▶ **Extrait fourni**
---------------
Au début du dix-huitième siècle, les romantiques allemands engagèrent le grand mouvement de critique de l’âme bourgeoise, pour laquelle l’individualité de l’homme devait être bannie au profit de la reproduction d’un modèle social inamovible, ici comparé au devenir machinique (le bourgeois « ajusté et tourné pour être transformé en machine »). Singulière critique à une époque où l’Allemagne n’était pas encore entrée dans l’âge industriel, et qui se trouva amplifiée un siècle plus tard et jusqu’à nous.


De l’anarchisme à Dada

Du premier romantisme critiquant l’Etat-machine et la société mécanisée à l’anarchisme, il n’y a donc qu’un pas. En revanche, on peut dire sans exagérer que Dada découle directement d’une confrontation avec les thèses et la réalité anarchistes. Dans son livre Avant garde und Anarchismus, Hubert van den Berg a dressé un panorama impressionnant de cette confrontation, sans écarter les autres courants politiques majeurs. Il rappelle tout d’abord qu’en Europe, à la fin du dix-neuvième siècle et du début du vingtième siècle, l’anarchisme était un courant politique puissant qui faisait concurrence aux partis sociaux-démocrates, au point que les gouvernements en place mettaient beaucoup de moyens dans la surveillance et la répression de cette mouvance politique. On se souvient aussi des attentats anarchistes de la fin du dix-neuvième siècle contre des personnalités et des institutions, attentats qui eurent un impact important sur l’opinion publique et apportèrent à l’anarchisme une aura particulière. Dans son Petit lexique philosophique de l’anarchisme, Daniel Colson fait de l’activité terroriste d’une partie du courant libertaire le tableau suivant, sans lequel on ne peut comprendre l’activité dadaiste : « Largement négatif dans ses effets (la mort de ses auteurs et de ses victimes), le caractère « explosif » des bombes anarchistes ne cessera plus cependant, pendant un demi-siècle, de donner, symboliquement cette fois, le sens de l’action libertaire et de sa façon de concevoir le monde. En effet, instantanée dans ses effets, chargée d’exprimer toutes les espérances d’un acte irrémédiable et définitif, toutes les craintes et et tous les espoirs d’une volonté individuelle confrontée à la vie et à la mort, la bombe anarchiste est directement porteuse dans sa matérialité même de l’idée d’ « explosion » de l’ordre du monde, de recomposition radicale des éléments qui le composent » . Dans la sphère du pouvoir symbolique qu’allait représenter Dada aussi bien à Berlin que Zürich, il allait bien s’agir de frapper les esprits par le bouleversement de tous les codes littéraires et poétiques existants, de faire exploser donc l’ordre du monde dans sa réalité sociale, sans qu’il soit certain que l’objectif de cette explosion était la « recomposition radicale des éléments qui le composent ».
---------------
▶ **Extraits de données**
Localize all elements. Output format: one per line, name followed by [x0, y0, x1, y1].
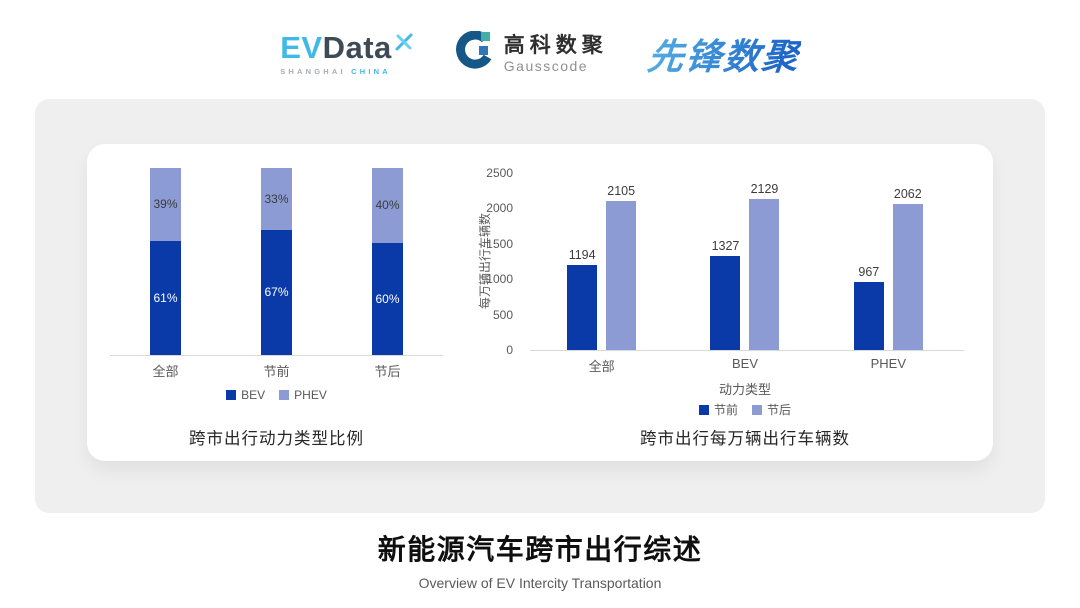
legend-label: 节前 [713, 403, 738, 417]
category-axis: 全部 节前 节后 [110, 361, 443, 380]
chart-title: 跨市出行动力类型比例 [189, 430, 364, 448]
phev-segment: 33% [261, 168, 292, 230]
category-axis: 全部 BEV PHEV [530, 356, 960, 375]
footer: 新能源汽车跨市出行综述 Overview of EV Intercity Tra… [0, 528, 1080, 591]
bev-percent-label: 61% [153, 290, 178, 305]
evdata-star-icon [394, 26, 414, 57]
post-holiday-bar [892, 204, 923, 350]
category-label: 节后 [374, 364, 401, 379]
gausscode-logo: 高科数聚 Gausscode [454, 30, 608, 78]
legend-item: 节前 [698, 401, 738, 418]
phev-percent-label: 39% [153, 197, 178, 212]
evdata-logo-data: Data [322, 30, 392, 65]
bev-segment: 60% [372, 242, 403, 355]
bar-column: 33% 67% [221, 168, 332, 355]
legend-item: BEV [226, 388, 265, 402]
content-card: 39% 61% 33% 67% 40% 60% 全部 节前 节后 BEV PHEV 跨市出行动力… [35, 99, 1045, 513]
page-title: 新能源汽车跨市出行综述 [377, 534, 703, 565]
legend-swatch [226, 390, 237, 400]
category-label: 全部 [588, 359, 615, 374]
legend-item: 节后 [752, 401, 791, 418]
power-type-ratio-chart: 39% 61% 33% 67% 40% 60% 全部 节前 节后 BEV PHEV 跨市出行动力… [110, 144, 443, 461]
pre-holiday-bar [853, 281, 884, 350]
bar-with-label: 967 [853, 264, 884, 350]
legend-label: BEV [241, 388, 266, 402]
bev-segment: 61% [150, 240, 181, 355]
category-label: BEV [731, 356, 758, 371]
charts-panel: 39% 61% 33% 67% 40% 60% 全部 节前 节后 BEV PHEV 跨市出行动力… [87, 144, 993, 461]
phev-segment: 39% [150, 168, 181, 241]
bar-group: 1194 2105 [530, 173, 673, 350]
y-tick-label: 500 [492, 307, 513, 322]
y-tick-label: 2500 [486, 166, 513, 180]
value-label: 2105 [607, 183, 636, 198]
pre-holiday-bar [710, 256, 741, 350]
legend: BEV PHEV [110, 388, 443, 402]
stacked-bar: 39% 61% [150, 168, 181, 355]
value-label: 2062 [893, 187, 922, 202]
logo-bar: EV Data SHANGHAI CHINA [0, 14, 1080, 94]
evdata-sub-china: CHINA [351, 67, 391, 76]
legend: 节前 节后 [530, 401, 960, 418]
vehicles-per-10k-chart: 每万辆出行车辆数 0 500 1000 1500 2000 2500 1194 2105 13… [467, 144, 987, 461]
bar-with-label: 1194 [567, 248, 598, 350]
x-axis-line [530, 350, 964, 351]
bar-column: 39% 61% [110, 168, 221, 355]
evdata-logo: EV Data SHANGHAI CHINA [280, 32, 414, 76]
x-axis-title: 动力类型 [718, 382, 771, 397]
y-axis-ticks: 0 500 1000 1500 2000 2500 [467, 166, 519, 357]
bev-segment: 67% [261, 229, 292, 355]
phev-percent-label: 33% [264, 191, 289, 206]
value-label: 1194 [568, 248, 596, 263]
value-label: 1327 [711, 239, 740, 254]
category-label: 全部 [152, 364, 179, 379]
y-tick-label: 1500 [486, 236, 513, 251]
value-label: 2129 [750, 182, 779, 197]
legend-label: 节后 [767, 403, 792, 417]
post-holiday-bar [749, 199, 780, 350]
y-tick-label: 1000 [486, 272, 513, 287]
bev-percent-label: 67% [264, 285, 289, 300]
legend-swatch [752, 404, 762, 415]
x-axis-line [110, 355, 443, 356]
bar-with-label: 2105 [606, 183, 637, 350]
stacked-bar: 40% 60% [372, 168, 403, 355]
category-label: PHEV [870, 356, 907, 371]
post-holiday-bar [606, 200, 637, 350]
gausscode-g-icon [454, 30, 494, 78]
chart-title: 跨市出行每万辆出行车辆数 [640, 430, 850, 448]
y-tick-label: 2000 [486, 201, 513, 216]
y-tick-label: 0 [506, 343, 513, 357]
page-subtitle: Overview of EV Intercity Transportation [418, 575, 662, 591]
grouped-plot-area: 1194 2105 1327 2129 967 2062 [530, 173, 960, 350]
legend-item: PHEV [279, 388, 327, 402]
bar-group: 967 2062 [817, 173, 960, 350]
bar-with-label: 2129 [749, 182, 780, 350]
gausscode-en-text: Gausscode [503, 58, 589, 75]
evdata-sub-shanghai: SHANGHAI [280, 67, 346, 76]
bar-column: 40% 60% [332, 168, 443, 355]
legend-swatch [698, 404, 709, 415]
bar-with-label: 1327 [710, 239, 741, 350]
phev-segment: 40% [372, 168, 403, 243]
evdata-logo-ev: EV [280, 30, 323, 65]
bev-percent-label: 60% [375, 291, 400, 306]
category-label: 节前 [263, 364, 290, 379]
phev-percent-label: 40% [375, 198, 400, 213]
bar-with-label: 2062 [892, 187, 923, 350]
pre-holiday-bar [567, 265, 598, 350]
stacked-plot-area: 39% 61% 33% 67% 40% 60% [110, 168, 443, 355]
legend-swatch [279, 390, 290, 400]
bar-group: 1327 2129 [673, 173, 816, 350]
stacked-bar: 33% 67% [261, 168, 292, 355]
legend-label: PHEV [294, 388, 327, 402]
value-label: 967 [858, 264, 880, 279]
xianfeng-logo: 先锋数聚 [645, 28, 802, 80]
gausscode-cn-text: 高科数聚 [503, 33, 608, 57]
---------------
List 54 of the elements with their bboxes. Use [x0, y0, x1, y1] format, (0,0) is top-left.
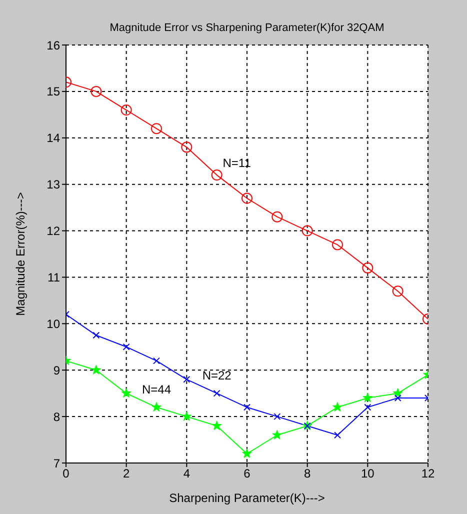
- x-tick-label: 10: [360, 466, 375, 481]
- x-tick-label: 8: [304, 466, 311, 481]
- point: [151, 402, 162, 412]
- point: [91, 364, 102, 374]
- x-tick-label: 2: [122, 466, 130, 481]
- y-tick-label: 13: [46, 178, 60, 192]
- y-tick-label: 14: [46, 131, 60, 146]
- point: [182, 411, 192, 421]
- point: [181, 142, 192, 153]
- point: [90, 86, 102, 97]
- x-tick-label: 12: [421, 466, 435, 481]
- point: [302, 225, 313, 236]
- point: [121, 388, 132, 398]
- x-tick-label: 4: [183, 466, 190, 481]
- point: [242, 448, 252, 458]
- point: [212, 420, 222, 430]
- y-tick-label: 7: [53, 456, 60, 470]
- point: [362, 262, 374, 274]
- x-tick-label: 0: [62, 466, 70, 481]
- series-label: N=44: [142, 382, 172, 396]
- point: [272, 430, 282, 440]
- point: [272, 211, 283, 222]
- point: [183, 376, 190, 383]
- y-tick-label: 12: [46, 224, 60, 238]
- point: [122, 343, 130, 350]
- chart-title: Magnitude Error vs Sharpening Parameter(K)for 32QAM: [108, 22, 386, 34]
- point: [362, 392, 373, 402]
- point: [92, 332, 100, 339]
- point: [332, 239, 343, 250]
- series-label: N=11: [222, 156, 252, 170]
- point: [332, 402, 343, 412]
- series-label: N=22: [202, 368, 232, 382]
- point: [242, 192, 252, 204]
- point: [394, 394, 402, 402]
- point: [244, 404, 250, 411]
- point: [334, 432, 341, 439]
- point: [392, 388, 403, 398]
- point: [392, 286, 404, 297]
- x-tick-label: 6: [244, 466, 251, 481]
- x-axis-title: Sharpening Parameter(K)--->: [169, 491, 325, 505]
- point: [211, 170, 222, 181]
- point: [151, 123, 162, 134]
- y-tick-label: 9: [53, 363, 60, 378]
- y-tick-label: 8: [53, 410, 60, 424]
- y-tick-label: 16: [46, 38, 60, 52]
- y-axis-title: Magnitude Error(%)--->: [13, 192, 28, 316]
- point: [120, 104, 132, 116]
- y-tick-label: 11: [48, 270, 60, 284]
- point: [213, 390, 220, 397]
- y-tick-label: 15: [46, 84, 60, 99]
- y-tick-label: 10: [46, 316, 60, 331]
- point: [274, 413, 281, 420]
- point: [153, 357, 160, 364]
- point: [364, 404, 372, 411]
---------------
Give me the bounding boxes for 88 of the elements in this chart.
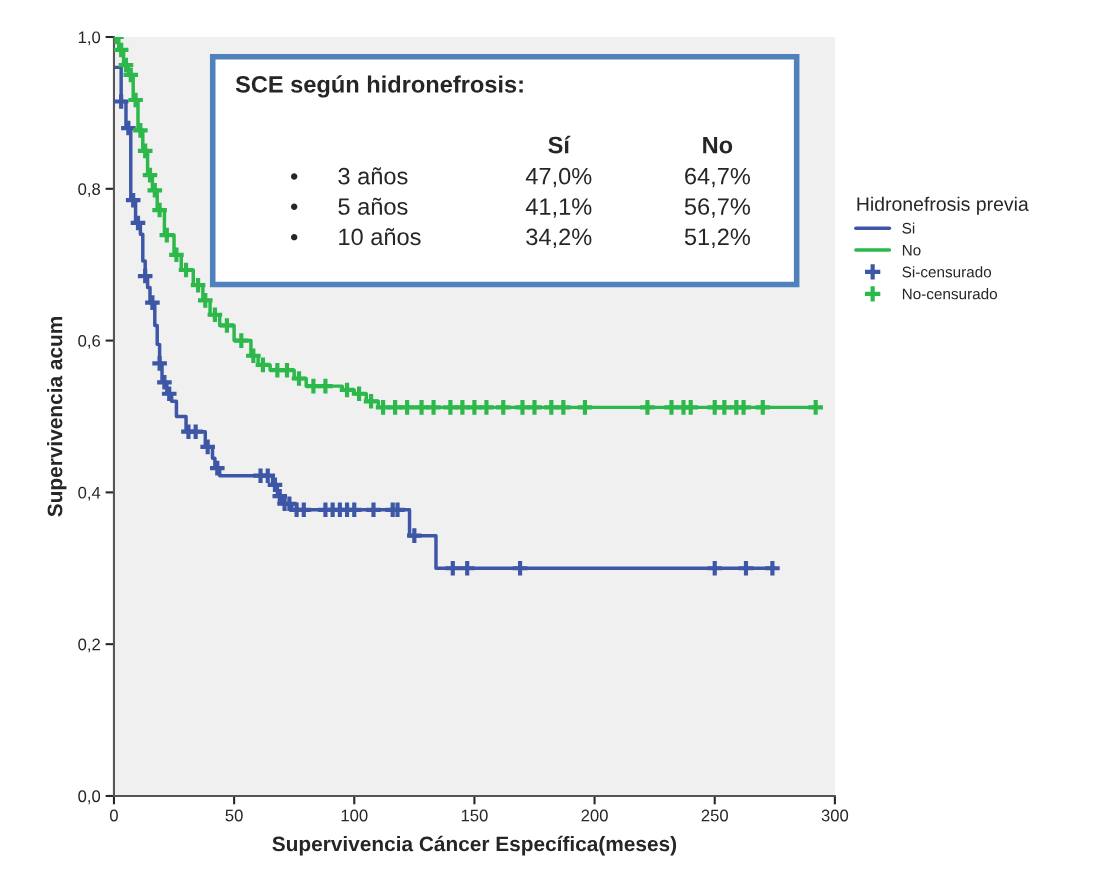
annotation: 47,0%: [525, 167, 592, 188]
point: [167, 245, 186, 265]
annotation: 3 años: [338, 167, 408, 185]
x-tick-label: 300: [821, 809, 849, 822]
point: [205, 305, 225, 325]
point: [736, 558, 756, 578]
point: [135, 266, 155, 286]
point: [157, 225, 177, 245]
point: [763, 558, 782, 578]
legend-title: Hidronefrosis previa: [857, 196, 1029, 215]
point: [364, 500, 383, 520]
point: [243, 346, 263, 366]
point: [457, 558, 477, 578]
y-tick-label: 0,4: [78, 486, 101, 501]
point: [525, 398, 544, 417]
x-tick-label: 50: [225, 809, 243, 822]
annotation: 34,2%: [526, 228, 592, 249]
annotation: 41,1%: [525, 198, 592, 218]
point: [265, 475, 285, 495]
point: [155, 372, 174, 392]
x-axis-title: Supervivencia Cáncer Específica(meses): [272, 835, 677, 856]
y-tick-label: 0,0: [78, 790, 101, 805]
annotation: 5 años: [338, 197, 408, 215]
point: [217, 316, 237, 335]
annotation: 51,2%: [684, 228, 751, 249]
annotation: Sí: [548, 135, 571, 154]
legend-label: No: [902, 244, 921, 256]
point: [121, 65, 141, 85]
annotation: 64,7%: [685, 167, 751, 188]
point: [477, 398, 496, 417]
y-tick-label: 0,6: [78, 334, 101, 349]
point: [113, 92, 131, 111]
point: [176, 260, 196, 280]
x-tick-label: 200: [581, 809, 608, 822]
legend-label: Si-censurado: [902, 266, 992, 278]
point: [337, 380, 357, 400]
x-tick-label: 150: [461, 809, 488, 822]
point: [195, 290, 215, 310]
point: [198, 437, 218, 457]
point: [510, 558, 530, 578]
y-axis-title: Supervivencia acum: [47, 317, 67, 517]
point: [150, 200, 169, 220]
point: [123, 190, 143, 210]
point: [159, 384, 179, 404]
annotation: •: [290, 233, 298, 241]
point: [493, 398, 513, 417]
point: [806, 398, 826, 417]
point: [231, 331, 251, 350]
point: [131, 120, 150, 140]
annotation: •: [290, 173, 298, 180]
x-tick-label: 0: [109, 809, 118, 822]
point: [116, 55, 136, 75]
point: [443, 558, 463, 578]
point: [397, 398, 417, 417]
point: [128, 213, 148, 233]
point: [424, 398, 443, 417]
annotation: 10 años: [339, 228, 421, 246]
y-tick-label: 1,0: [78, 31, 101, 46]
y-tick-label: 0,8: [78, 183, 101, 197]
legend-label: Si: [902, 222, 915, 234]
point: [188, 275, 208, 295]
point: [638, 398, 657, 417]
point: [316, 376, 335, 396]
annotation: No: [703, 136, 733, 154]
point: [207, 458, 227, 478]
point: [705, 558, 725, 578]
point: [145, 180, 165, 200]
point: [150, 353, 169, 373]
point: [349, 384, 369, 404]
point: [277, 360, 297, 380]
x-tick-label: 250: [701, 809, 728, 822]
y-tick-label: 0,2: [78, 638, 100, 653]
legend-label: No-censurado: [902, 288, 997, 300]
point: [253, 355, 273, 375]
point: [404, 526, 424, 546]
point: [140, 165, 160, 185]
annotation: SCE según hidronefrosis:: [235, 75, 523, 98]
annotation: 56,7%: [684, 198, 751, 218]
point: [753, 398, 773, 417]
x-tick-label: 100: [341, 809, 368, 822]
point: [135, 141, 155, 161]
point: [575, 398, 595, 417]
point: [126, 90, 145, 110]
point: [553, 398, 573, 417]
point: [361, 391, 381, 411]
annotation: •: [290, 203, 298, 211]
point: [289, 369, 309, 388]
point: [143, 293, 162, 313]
---------------
▶ **But de l'exercice**
D'après le texte sur l'anarchisme et Dada, pourquoi les gouvernements européens de la fin du dix-neuvième siècle et du début du vingtième consacraient-ils beaucoup de moyens à la surveillance et à la répression de l'anarchisme ? Répondez en une ou deux phrases.

▶ **Consigne réalisée**
Les gouvernements agissaient ainsi parce que l'anarchisme était alors en Europe un courant politique puissant. Il faisait concurrence aux partis sociaux-démocrates.